Exercise task -> Copy out all lines that hold "ylabel".

--- --- ---

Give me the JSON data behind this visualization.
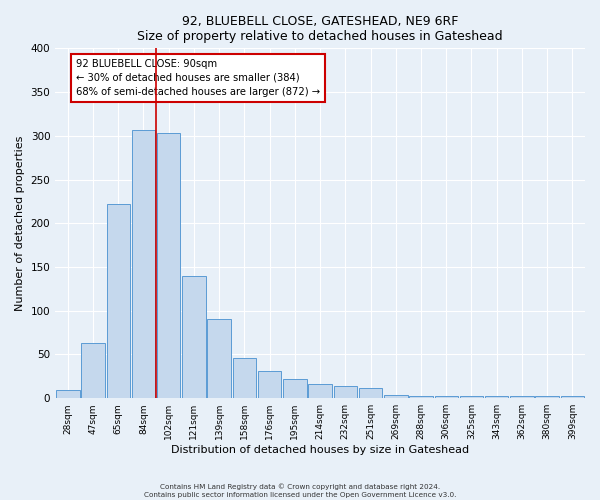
{
  "title1": "92, BLUEBELL CLOSE, GATESHEAD, NE9 6RF",
  "title2": "Size of property relative to detached houses in Gateshead",
  "xlabel": "Distribution of detached houses by size in Gateshead",
  "ylabel": "Number of detached properties",
  "bar_labels": [
    "28sqm",
    "47sqm",
    "65sqm",
    "84sqm",
    "102sqm",
    "121sqm",
    "139sqm",
    "158sqm",
    "176sqm",
    "195sqm",
    "214sqm",
    "232sqm",
    "251sqm",
    "269sqm",
    "288sqm",
    "306sqm",
    "325sqm",
    "343sqm",
    "362sqm",
    "380sqm",
    "399sqm"
  ],
  "bar_values": [
    9,
    63,
    222,
    307,
    303,
    140,
    90,
    46,
    31,
    22,
    16,
    14,
    12,
    4,
    3,
    2,
    3,
    2,
    3,
    2,
    3
  ],
  "bar_color": "#c5d8ed",
  "bar_edge_color": "#5b9bd5",
  "annotation_title": "92 BLUEBELL CLOSE: 90sqm",
  "annotation_line1": "← 30% of detached houses are smaller (384)",
  "annotation_line2": "68% of semi-detached houses are larger (872) →",
  "annotation_box_color": "#ffffff",
  "annotation_box_edge": "#cc0000",
  "vline_color": "#cc0000",
  "vline_x": 3.5,
  "ylim": [
    0,
    400
  ],
  "yticks": [
    0,
    50,
    100,
    150,
    200,
    250,
    300,
    350,
    400
  ],
  "footer1": "Contains HM Land Registry data © Crown copyright and database right 2024.",
  "footer2": "Contains public sector information licensed under the Open Government Licence v3.0.",
  "bg_color": "#e8f0f8",
  "plot_bg_color": "#e8f0f8"
}
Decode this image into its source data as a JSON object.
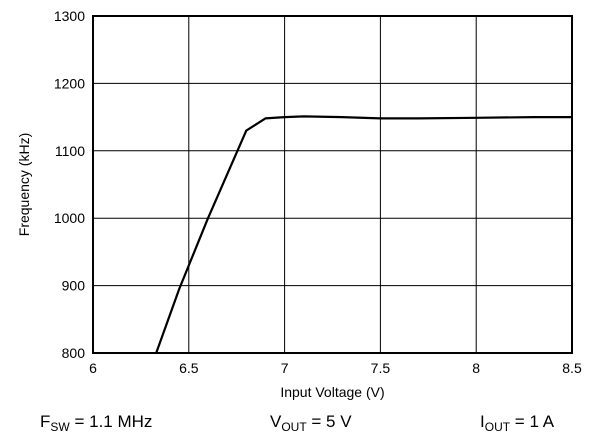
{
  "chart_data": {
    "type": "line",
    "title": "",
    "xlabel": "Input Voltage (V)",
    "ylabel": "Frequency (kHz)",
    "xlim": [
      6,
      8.5
    ],
    "ylim": [
      800,
      1300
    ],
    "x_ticks": [
      "6",
      "6.5",
      "7",
      "7.5",
      "8",
      "8.5"
    ],
    "y_ticks": [
      "800",
      "900",
      "1000",
      "1100",
      "1200",
      "1300"
    ],
    "grid": true,
    "series": [
      {
        "color": "#000000",
        "x": [
          6.33,
          6.45,
          6.6,
          6.8,
          6.9,
          7.0,
          7.1,
          7.3,
          7.5,
          7.7,
          8.0,
          8.3,
          8.5
        ],
        "y": [
          800,
          895,
          1000,
          1130,
          1148,
          1150,
          1151,
          1150,
          1148,
          1148,
          1149,
          1150,
          1150
        ]
      }
    ]
  },
  "captions": {
    "fsw_main": "F",
    "fsw_sub": "SW",
    "fsw_value": " = 1.1 MHz",
    "vout_main": "V",
    "vout_sub": "OUT",
    "vout_value": " = 5 V",
    "iout_main": "I",
    "iout_sub": "OUT",
    "iout_value": " = 1 A"
  }
}
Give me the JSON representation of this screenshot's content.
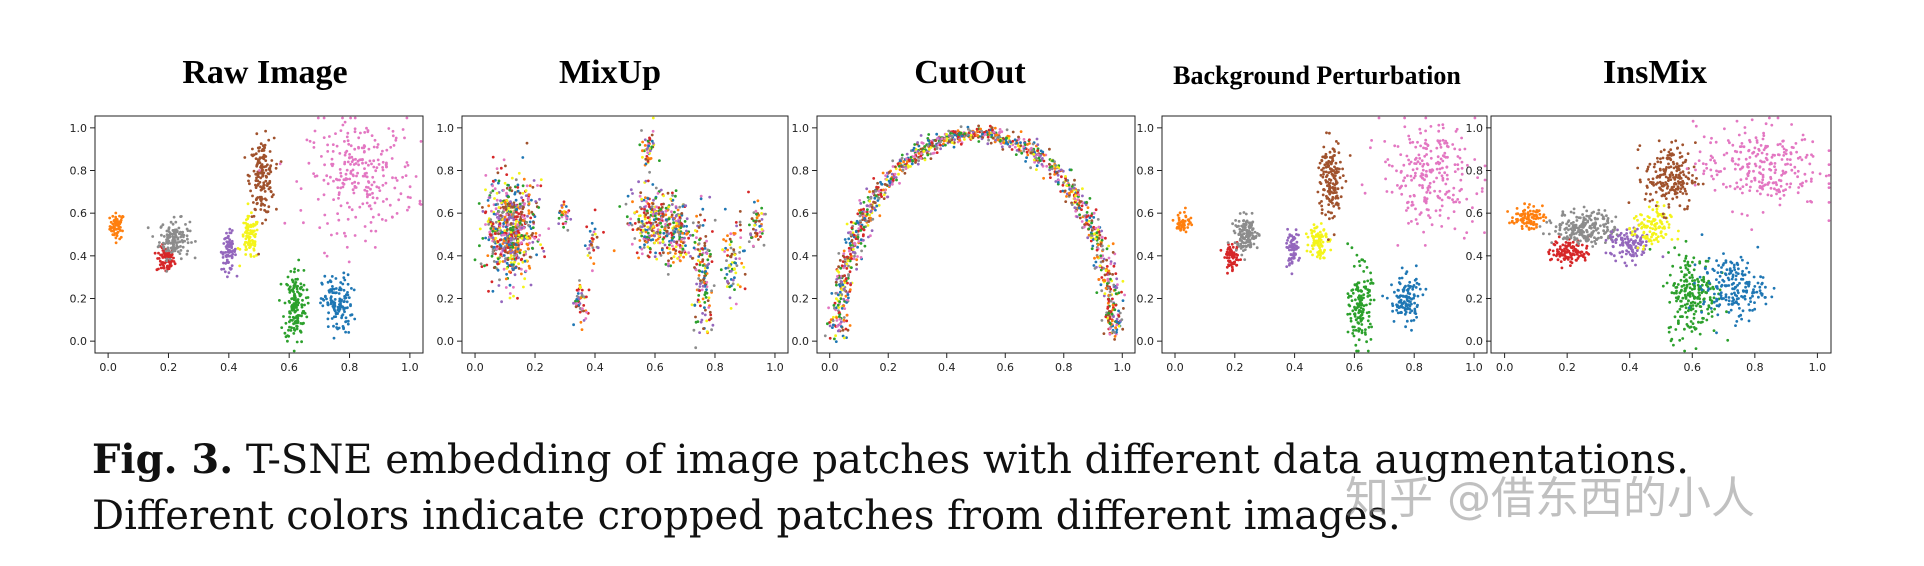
{
  "figure": {
    "panels": [
      {
        "title": "Raw Image"
      },
      {
        "title": "MixUp"
      },
      {
        "title": "CutOut"
      },
      {
        "title": "Background Perturbation"
      },
      {
        "title": "InsMix"
      }
    ],
    "caption_label": "Fig. 3.",
    "caption_text": " T-SNE embedding of image patches with different data augmentations. Different colors indicate cropped patches from different images.",
    "watermark": "知乎 @借东西的小人"
  },
  "colors": {
    "orange": "#ff7f0e",
    "red": "#d62728",
    "gray": "#8c8c8c",
    "purple": "#9467bd",
    "yellow": "#f4f41a",
    "brown": "#a0522d",
    "green": "#2ca02c",
    "blue": "#1f77b4",
    "pink": "#e377c2"
  },
  "chart_data": [
    {
      "type": "scatter",
      "title": "Raw Image",
      "xlim": [
        0.0,
        1.0
      ],
      "ylim": [
        0.0,
        1.0
      ],
      "xticks": [
        "0.0",
        "0.2",
        "0.4",
        "0.6",
        "0.8",
        "1.0"
      ],
      "yticks": [
        "0.0",
        "0.2",
        "0.4",
        "0.6",
        "0.8",
        "1.0"
      ],
      "clusters": [
        {
          "color": "orange",
          "cx": 0.03,
          "cy": 0.54,
          "sx": 0.012,
          "sy": 0.03,
          "n": 60
        },
        {
          "color": "red",
          "cx": 0.19,
          "cy": 0.38,
          "sx": 0.015,
          "sy": 0.03,
          "n": 80
        },
        {
          "color": "gray",
          "cx": 0.22,
          "cy": 0.48,
          "sx": 0.025,
          "sy": 0.045,
          "n": 140
        },
        {
          "color": "purple",
          "cx": 0.4,
          "cy": 0.42,
          "sx": 0.012,
          "sy": 0.045,
          "n": 80
        },
        {
          "color": "yellow",
          "cx": 0.47,
          "cy": 0.48,
          "sx": 0.015,
          "sy": 0.05,
          "n": 90
        },
        {
          "color": "brown",
          "cx": 0.51,
          "cy": 0.77,
          "sx": 0.02,
          "sy": 0.09,
          "n": 160
        },
        {
          "color": "green",
          "cx": 0.62,
          "cy": 0.17,
          "sx": 0.018,
          "sy": 0.09,
          "n": 160
        },
        {
          "color": "blue",
          "cx": 0.76,
          "cy": 0.17,
          "sx": 0.025,
          "sy": 0.07,
          "n": 130
        },
        {
          "color": "pink",
          "cx": 0.84,
          "cy": 0.78,
          "sx": 0.09,
          "sy": 0.13,
          "n": 260
        }
      ]
    },
    {
      "type": "scatter",
      "title": "MixUp",
      "xlim": [
        0.0,
        1.0
      ],
      "ylim": [
        0.0,
        1.0
      ],
      "xticks": [
        "0.0",
        "0.2",
        "0.4",
        "0.6",
        "0.8",
        "1.0"
      ],
      "yticks": [
        "0.0",
        "0.2",
        "0.4",
        "0.6",
        "0.8",
        "1.0"
      ],
      "mixed_clusters": [
        {
          "cx": 0.12,
          "cy": 0.52,
          "sx": 0.04,
          "sy": 0.12,
          "n": 700
        },
        {
          "cx": 0.3,
          "cy": 0.58,
          "sx": 0.01,
          "sy": 0.03,
          "n": 30
        },
        {
          "cx": 0.39,
          "cy": 0.47,
          "sx": 0.01,
          "sy": 0.05,
          "n": 30
        },
        {
          "cx": 0.35,
          "cy": 0.18,
          "sx": 0.012,
          "sy": 0.06,
          "n": 50
        },
        {
          "cx": 0.58,
          "cy": 0.9,
          "sx": 0.012,
          "sy": 0.05,
          "n": 50
        },
        {
          "cx": 0.6,
          "cy": 0.56,
          "sx": 0.04,
          "sy": 0.08,
          "n": 300
        },
        {
          "cx": 0.68,
          "cy": 0.5,
          "sx": 0.02,
          "sy": 0.08,
          "n": 120
        },
        {
          "cx": 0.76,
          "cy": 0.3,
          "sx": 0.018,
          "sy": 0.14,
          "n": 150
        },
        {
          "cx": 0.86,
          "cy": 0.4,
          "sx": 0.018,
          "sy": 0.09,
          "n": 80
        },
        {
          "cx": 0.94,
          "cy": 0.54,
          "sx": 0.012,
          "sy": 0.05,
          "n": 50
        }
      ]
    },
    {
      "type": "scatter",
      "title": "CutOut",
      "xlim": [
        0.0,
        1.0
      ],
      "ylim": [
        0.0,
        1.0
      ],
      "xticks": [
        "0.0",
        "0.2",
        "0.4",
        "0.6",
        "0.8",
        "1.0"
      ],
      "yticks": [
        "0.0",
        "0.2",
        "0.4",
        "0.6",
        "0.8",
        "1.0"
      ],
      "arch": {
        "cx": 0.5,
        "cy": 0.02,
        "rx": 0.47,
        "ry": 0.95,
        "n": 1300,
        "width": 0.018
      }
    },
    {
      "type": "scatter",
      "title": "Background Perturbation",
      "xlim": [
        0.0,
        1.0
      ],
      "ylim": [
        0.0,
        1.0
      ],
      "xticks": [
        "0.0",
        "0.2",
        "0.4",
        "0.6",
        "0.8",
        "1.0"
      ],
      "yticks": [
        "0.0",
        "0.2",
        "0.4",
        "0.6",
        "0.8",
        "1.0"
      ],
      "clusters": [
        {
          "color": "orange",
          "cx": 0.03,
          "cy": 0.56,
          "sx": 0.012,
          "sy": 0.025,
          "n": 50
        },
        {
          "color": "red",
          "cx": 0.19,
          "cy": 0.39,
          "sx": 0.012,
          "sy": 0.03,
          "n": 70
        },
        {
          "color": "gray",
          "cx": 0.24,
          "cy": 0.5,
          "sx": 0.02,
          "sy": 0.04,
          "n": 130
        },
        {
          "color": "purple",
          "cx": 0.39,
          "cy": 0.43,
          "sx": 0.012,
          "sy": 0.04,
          "n": 70
        },
        {
          "color": "yellow",
          "cx": 0.48,
          "cy": 0.48,
          "sx": 0.015,
          "sy": 0.045,
          "n": 80
        },
        {
          "color": "brown",
          "cx": 0.52,
          "cy": 0.75,
          "sx": 0.02,
          "sy": 0.1,
          "n": 160
        },
        {
          "color": "green",
          "cx": 0.62,
          "cy": 0.17,
          "sx": 0.018,
          "sy": 0.09,
          "n": 150
        },
        {
          "color": "blue",
          "cx": 0.77,
          "cy": 0.19,
          "sx": 0.025,
          "sy": 0.06,
          "n": 120
        },
        {
          "color": "pink",
          "cx": 0.85,
          "cy": 0.78,
          "sx": 0.08,
          "sy": 0.12,
          "n": 240
        }
      ]
    },
    {
      "type": "scatter",
      "title": "InsMix",
      "xlim": [
        0.0,
        1.0
      ],
      "ylim": [
        0.0,
        1.0
      ],
      "xticks": [
        "0.0",
        "0.2",
        "0.4",
        "0.6",
        "0.8",
        "1.0"
      ],
      "yticks": [
        "0.0",
        "0.2",
        "0.4",
        "0.6",
        "0.8",
        "1.0"
      ],
      "clusters": [
        {
          "color": "orange",
          "cx": 0.07,
          "cy": 0.58,
          "sx": 0.025,
          "sy": 0.025,
          "n": 90
        },
        {
          "color": "red",
          "cx": 0.21,
          "cy": 0.42,
          "sx": 0.03,
          "sy": 0.03,
          "n": 110
        },
        {
          "color": "gray",
          "cx": 0.26,
          "cy": 0.53,
          "sx": 0.05,
          "sy": 0.04,
          "n": 220
        },
        {
          "color": "purple",
          "cx": 0.4,
          "cy": 0.45,
          "sx": 0.035,
          "sy": 0.04,
          "n": 110
        },
        {
          "color": "yellow",
          "cx": 0.47,
          "cy": 0.53,
          "sx": 0.03,
          "sy": 0.05,
          "n": 110
        },
        {
          "color": "brown",
          "cx": 0.53,
          "cy": 0.77,
          "sx": 0.04,
          "sy": 0.08,
          "n": 200
        },
        {
          "color": "green",
          "cx": 0.6,
          "cy": 0.22,
          "sx": 0.04,
          "sy": 0.1,
          "n": 220
        },
        {
          "color": "blue",
          "cx": 0.73,
          "cy": 0.25,
          "sx": 0.05,
          "sy": 0.07,
          "n": 190
        },
        {
          "color": "pink",
          "cx": 0.81,
          "cy": 0.82,
          "sx": 0.1,
          "sy": 0.1,
          "n": 260
        }
      ]
    }
  ]
}
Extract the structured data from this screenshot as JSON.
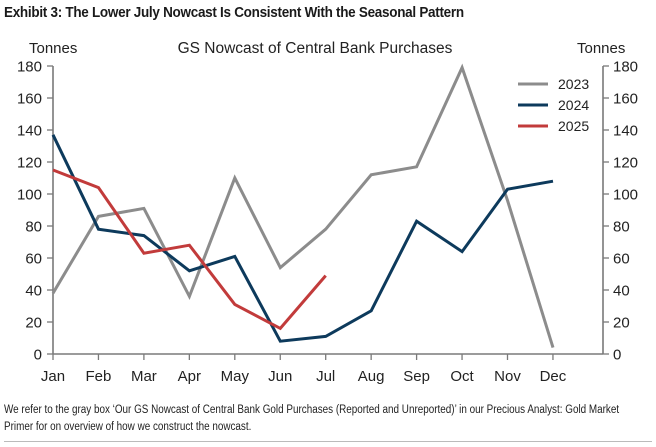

--- --- ---

Task output ->
  "ylabel": "Number of detached properties",
    "ylabel": "Frequency (kHz)",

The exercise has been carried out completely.